The request
Your task is to copy the listing exactly. Drop any pictures from the copy.

(Dataset excerpt)

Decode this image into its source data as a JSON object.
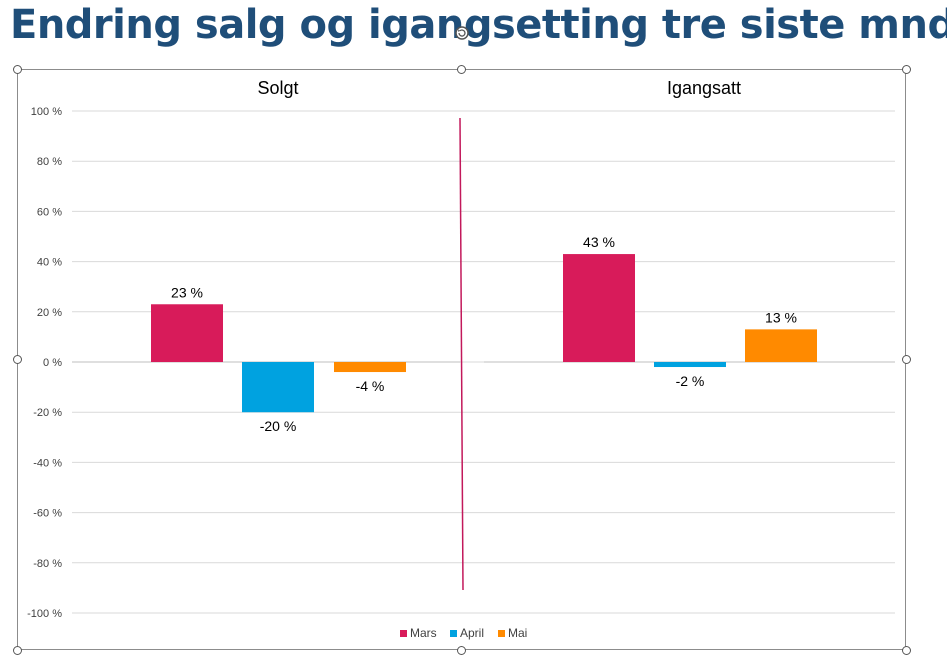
{
  "slide": {
    "title": "Endring salg og igangsetting tre siste mnd."
  },
  "colors": {
    "title": "#1f4e79",
    "Mars": "#d81b5a",
    "April": "#00a2e0",
    "Mai": "#ff8a00",
    "divider": "#c2185b",
    "grid": "#d9d9d9"
  },
  "chart_data": [
    {
      "type": "bar",
      "title": "Solgt",
      "categories": [
        "Mars",
        "April",
        "Mai"
      ],
      "values": [
        23,
        -20,
        -4
      ],
      "data_labels": [
        "23 %",
        "-20 %",
        "-4 %"
      ],
      "ylim": [
        -100,
        100
      ],
      "yticks": [
        100,
        80,
        60,
        40,
        20,
        0,
        -20,
        -40,
        -60,
        -80,
        -100
      ],
      "ytick_labels": [
        "100 %",
        "80 %",
        "60 %",
        "40 %",
        "20 %",
        "0 %",
        "-20 %",
        "-40 %",
        "-60 %",
        "-80 %",
        "-100 %"
      ],
      "grid": true
    },
    {
      "type": "bar",
      "title": "Igangsatt",
      "categories": [
        "Mars",
        "April",
        "Mai"
      ],
      "values": [
        43,
        -2,
        13
      ],
      "data_labels": [
        "43 %",
        "-2 %",
        "13 %"
      ],
      "ylim": [
        -100,
        100
      ],
      "grid": true
    }
  ],
  "legend": {
    "position": "bottom",
    "items": [
      "Mars",
      "April",
      "Mai"
    ]
  }
}
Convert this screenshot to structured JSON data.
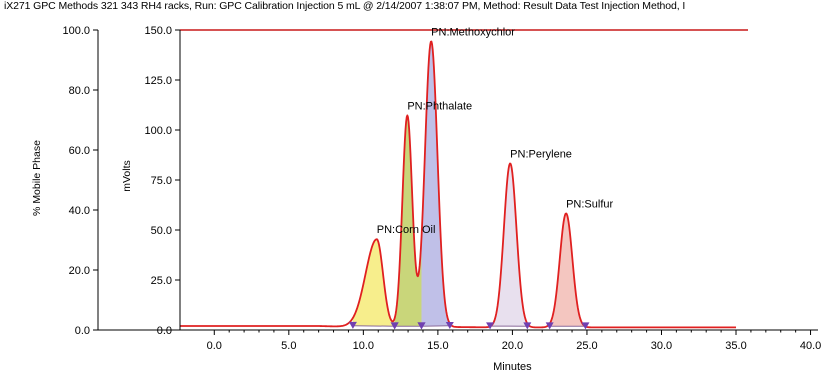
{
  "chart_data": {
    "type": "line",
    "title": "iX271 GPC Methods 321  343 RH4 racks, Run: GPC Calibration Injection 5 mL @ 2/14/2007 1:38:07 PM, Method: Result Data Test Injection Method, I",
    "xlabel": "Minutes",
    "ylabel_left": "% Mobile Phase",
    "ylabel_right": "mVolts",
    "xlim": [
      -2.3,
      40.5
    ],
    "x_ticks": [
      "0.0",
      "5.0",
      "10.0",
      "15.0",
      "20.0",
      "25.0",
      "30.0",
      "35.0",
      "40.0"
    ],
    "ylim_left": [
      0,
      100
    ],
    "y_ticks_left": [
      "0.0",
      "20.0",
      "40.0",
      "60.0",
      "80.0",
      "100.0"
    ],
    "ylim_right": [
      0,
      150
    ],
    "y_ticks_right": [
      "0.0",
      "25.0",
      "50.0",
      "75.0",
      "100.0",
      "125.0",
      "150.0"
    ],
    "grid": false,
    "colors": {
      "trace": "#e02020",
      "mobile_phase": "#c81818",
      "baseline": "#8a6a9a",
      "marker": "#7040b0"
    },
    "mobile_phase_level": 100,
    "series": [
      {
        "name": "",
        "x": [
          -2.3,
          7.0,
          9.5,
          12.0,
          13.0,
          15.8,
          19.0,
          22.0,
          35.0
        ],
        "values": [
          2,
          2,
          1.5,
          1.3,
          1.2,
          1.5,
          1.3,
          1.3,
          1.3
        ]
      }
    ],
    "peaks": [
      {
        "label": "PN:Corn Oil",
        "rt": 10.9,
        "height": 44,
        "sigma_left": 0.75,
        "sigma_right": 0.42,
        "start": 9.3,
        "end": 12.1,
        "fill": "#f7ee8c"
      },
      {
        "label": "PN:Phthalate",
        "rt": 12.95,
        "height": 106,
        "sigma_left": 0.33,
        "sigma_right": 0.33,
        "start": 12.1,
        "end": 13.9,
        "fill": "#c9d67a"
      },
      {
        "label": "PN:Methoxychlor",
        "rt": 14.55,
        "height": 143,
        "sigma_left": 0.42,
        "sigma_right": 0.42,
        "start": 13.9,
        "end": 15.8,
        "fill": "#c0c0e8"
      },
      {
        "label": "PN:Perylene",
        "rt": 19.85,
        "height": 82,
        "sigma_left": 0.42,
        "sigma_right": 0.42,
        "start": 18.5,
        "end": 21.0,
        "fill": "#e8e0ee"
      },
      {
        "label": "PN:Sulfur",
        "rt": 23.6,
        "height": 57,
        "sigma_left": 0.42,
        "sigma_right": 0.42,
        "start": 22.5,
        "end": 24.9,
        "fill": "#f4c6c0"
      }
    ]
  }
}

Correct response
Decode this image into its source data as a JSON object.
{
  "slide": {
    "title": "Endring salg og igangsetting tre siste mnd."
  },
  "colors": {
    "title": "#1f4e79",
    "Mars": "#d81b5a",
    "April": "#00a2e0",
    "Mai": "#ff8a00",
    "divider": "#c2185b",
    "grid": "#d9d9d9"
  },
  "chart_data": [
    {
      "type": "bar",
      "title": "Solgt",
      "categories": [
        "Mars",
        "April",
        "Mai"
      ],
      "values": [
        23,
        -20,
        -4
      ],
      "data_labels": [
        "23 %",
        "-20 %",
        "-4 %"
      ],
      "ylim": [
        -100,
        100
      ],
      "yticks": [
        100,
        80,
        60,
        40,
        20,
        0,
        -20,
        -40,
        -60,
        -80,
        -100
      ],
      "ytick_labels": [
        "100 %",
        "80 %",
        "60 %",
        "40 %",
        "20 %",
        "0 %",
        "-20 %",
        "-40 %",
        "-60 %",
        "-80 %",
        "-100 %"
      ],
      "grid": true
    },
    {
      "type": "bar",
      "title": "Igangsatt",
      "categories": [
        "Mars",
        "April",
        "Mai"
      ],
      "values": [
        43,
        -2,
        13
      ],
      "data_labels": [
        "43 %",
        "-2 %",
        "13 %"
      ],
      "ylim": [
        -100,
        100
      ],
      "grid": true
    }
  ],
  "legend": {
    "position": "bottom",
    "items": [
      "Mars",
      "April",
      "Mai"
    ]
  }
}
Convert this screenshot to structured JSON data.
{
  "chart_data": {
    "type": "line",
    "title": "iX271 GPC Methods 321  343 RH4 racks, Run: GPC Calibration Injection 5 mL @ 2/14/2007 1:38:07 PM, Method: Result Data Test Injection Method, I",
    "xlabel": "Minutes",
    "ylabel_left": "% Mobile Phase",
    "ylabel_right": "mVolts",
    "xlim": [
      -2.3,
      40.5
    ],
    "x_ticks": [
      "0.0",
      "5.0",
      "10.0",
      "15.0",
      "20.0",
      "25.0",
      "30.0",
      "35.0",
      "40.0"
    ],
    "ylim_left": [
      0,
      100
    ],
    "y_ticks_left": [
      "0.0",
      "20.0",
      "40.0",
      "60.0",
      "80.0",
      "100.0"
    ],
    "ylim_right": [
      0,
      150
    ],
    "y_ticks_right": [
      "0.0",
      "25.0",
      "50.0",
      "75.0",
      "100.0",
      "125.0",
      "150.0"
    ],
    "grid": false,
    "colors": {
      "trace": "#e02020",
      "mobile_phase": "#c81818",
      "baseline": "#8a6a9a",
      "marker": "#7040b0"
    },
    "mobile_phase_level": 100,
    "series": [
      {
        "name": "",
        "x": [
          -2.3,
          7.0,
          9.5,
          12.0,
          13.0,
          15.8,
          19.0,
          22.0,
          35.0
        ],
        "values": [
          2,
          2,
          1.5,
          1.3,
          1.2,
          1.5,
          1.3,
          1.3,
          1.3
        ]
      }
    ],
    "peaks": [
      {
        "label": "PN:Corn Oil",
        "rt": 10.9,
        "height": 44,
        "sigma_left": 0.75,
        "sigma_right": 0.42,
        "start": 9.3,
        "end": 12.1,
        "fill": "#f7ee8c"
      },
      {
        "label": "PN:Phthalate",
        "rt": 12.95,
        "height": 106,
        "sigma_left": 0.33,
        "sigma_right": 0.33,
        "start": 12.1,
        "end": 13.9,
        "fill": "#c9d67a"
      },
      {
        "label": "PN:Methoxychlor",
        "rt": 14.55,
        "height": 143,
        "sigma_left": 0.42,
        "sigma_right": 0.42,
        "start": 13.9,
        "end": 15.8,
        "fill": "#c0c0e8"
      },
      {
        "label": "PN:Perylene",
        "rt": 19.85,
        "height": 82,
        "sigma_left": 0.42,
        "sigma_right": 0.42,
        "start": 18.5,
        "end": 21.0,
        "fill": "#e8e0ee"
      },
      {
        "label": "PN:Sulfur",
        "rt": 23.6,
        "height": 57,
        "sigma_left": 0.42,
        "sigma_right": 0.42,
        "start": 22.5,
        "end": 24.9,
        "fill": "#f4c6c0"
      }
    ]
  }
}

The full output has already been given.